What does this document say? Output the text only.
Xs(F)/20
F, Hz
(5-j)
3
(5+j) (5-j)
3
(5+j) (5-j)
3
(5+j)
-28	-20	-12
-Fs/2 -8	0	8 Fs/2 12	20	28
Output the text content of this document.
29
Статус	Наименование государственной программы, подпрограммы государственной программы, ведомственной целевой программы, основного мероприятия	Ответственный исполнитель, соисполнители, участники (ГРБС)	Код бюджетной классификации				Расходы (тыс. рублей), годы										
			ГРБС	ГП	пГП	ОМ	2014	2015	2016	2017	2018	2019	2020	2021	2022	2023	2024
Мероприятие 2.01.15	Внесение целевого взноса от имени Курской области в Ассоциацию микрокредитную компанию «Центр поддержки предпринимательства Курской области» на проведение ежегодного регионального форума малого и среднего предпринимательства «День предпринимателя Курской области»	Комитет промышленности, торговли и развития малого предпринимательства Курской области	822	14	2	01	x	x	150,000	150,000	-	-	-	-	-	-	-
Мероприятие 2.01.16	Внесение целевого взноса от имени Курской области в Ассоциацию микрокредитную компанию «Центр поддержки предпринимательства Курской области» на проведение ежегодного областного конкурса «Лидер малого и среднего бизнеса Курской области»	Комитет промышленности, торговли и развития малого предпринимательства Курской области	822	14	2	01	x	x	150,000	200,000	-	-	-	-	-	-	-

▶ _WHAT TO WORK ON_:
Only the lines from the one containing "Output the text content of this document." through the end of the material should be reproduced, exactly, with both ends included.

▶ _WORKED ANSWER_:
Output the text content of this document.
29
Статус	Наименование государственной программы, подпрограммы государственной программы, ведомственной целевой программы, основного мероприятия	Ответственный исполнитель, соисполнители, участники (ГРБС)	Код бюджетной классификации				Расходы (тыс. рублей), годы										
			ГРБС	ГП	пГП	ОМ	2014	2015	2016	2017	2018	2019	2020	2021	2022	2023	2024
Мероприятие 2.01.15	Внесение целевого взноса от имени Курской области в Ассоциацию микрокредитную компанию «Центр поддержки предпринимательства Курской области» на проведение ежегодного регионального форума малого и среднего предпринимательства «День предпринимателя Курской области»	Комитет промышленности, торговли и развития малого предпринимательства Курской области	822	14	2	01	x	x	150,000	150,000	-	-	-	-	-	-	-
Мероприятие 2.01.16	Внесение целевого взноса от имени Курской области в Ассоциацию микрокредитную компанию «Центр поддержки предпринимательства Курской области» на проведение ежегодного областного конкурса «Лидер малого и среднего бизнеса Курской области»	Комитет промышленности, торговли и развития малого предпринимательства Курской области	822	14	2	01	x	x	150,000	200,000	-	-	-	-	-	-	-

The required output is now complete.